**Goal of the exercise:** Scan the data below for the string "name". Copy every line where it appears.

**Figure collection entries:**
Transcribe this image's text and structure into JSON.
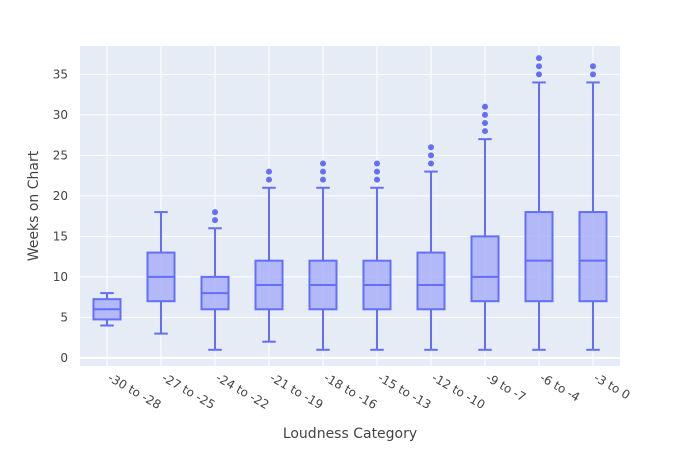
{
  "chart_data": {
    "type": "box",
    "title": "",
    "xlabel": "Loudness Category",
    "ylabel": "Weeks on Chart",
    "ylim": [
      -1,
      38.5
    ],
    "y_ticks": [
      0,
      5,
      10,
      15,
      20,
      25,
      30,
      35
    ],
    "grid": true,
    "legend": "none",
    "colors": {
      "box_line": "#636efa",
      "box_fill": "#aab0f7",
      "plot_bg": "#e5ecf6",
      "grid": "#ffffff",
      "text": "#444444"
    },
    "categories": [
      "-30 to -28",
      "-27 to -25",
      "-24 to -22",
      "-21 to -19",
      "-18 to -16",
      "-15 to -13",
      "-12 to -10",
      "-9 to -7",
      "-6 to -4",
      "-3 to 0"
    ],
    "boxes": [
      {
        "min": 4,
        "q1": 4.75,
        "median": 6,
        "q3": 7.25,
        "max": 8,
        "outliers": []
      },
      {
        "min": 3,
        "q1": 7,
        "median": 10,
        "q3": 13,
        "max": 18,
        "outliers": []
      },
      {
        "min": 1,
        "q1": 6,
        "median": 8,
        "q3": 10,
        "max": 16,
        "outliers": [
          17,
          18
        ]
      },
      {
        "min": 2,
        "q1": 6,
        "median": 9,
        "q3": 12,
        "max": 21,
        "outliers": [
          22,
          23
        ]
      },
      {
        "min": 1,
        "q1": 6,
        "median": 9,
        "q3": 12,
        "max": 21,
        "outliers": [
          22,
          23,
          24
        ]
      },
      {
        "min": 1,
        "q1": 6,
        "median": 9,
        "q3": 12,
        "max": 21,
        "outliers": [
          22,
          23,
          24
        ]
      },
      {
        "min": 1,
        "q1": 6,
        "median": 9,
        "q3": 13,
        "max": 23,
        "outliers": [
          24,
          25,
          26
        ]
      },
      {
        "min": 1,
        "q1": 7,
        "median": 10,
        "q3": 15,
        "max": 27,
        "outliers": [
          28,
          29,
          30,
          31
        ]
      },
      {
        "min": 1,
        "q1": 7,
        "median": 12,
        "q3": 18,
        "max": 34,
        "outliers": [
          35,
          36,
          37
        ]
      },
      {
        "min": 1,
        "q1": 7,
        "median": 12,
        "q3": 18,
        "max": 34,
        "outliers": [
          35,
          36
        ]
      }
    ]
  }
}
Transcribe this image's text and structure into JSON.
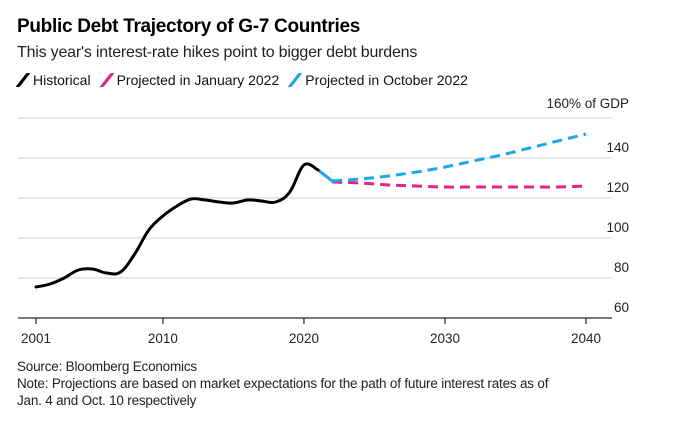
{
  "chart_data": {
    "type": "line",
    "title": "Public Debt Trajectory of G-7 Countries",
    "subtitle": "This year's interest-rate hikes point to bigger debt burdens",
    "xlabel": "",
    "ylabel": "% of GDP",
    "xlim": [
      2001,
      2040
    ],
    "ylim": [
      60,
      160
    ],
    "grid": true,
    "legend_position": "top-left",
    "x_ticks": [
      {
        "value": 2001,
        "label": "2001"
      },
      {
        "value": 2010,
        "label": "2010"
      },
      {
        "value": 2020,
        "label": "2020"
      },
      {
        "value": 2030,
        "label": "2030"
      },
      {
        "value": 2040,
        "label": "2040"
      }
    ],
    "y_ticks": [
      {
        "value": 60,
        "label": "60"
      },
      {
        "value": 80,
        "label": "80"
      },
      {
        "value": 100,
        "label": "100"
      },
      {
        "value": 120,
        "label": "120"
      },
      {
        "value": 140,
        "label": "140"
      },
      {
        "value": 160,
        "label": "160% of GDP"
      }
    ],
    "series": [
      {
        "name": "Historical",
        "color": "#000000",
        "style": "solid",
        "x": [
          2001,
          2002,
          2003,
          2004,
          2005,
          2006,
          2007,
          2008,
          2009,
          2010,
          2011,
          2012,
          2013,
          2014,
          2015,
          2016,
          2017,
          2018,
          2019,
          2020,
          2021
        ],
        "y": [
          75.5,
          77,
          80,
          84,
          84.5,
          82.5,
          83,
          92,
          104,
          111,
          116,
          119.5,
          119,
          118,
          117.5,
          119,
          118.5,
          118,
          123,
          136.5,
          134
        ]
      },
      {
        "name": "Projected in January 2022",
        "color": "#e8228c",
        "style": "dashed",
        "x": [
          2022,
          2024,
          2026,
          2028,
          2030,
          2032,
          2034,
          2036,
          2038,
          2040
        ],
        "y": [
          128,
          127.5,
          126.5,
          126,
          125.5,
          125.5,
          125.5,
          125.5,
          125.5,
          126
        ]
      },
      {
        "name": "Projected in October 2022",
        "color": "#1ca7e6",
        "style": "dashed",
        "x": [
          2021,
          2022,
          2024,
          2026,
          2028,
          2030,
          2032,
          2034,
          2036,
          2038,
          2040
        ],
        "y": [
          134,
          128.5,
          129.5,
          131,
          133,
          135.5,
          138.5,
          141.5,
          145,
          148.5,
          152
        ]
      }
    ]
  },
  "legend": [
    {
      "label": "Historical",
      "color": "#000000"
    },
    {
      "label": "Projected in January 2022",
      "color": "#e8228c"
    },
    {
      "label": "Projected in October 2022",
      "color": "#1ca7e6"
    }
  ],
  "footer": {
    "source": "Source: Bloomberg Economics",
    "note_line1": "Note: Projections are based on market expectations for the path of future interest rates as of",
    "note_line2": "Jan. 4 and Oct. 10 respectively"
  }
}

**Result:**
        "name": "Historical",
        "name": "Projected in January 2022",
        "name": "Projected in October 2022",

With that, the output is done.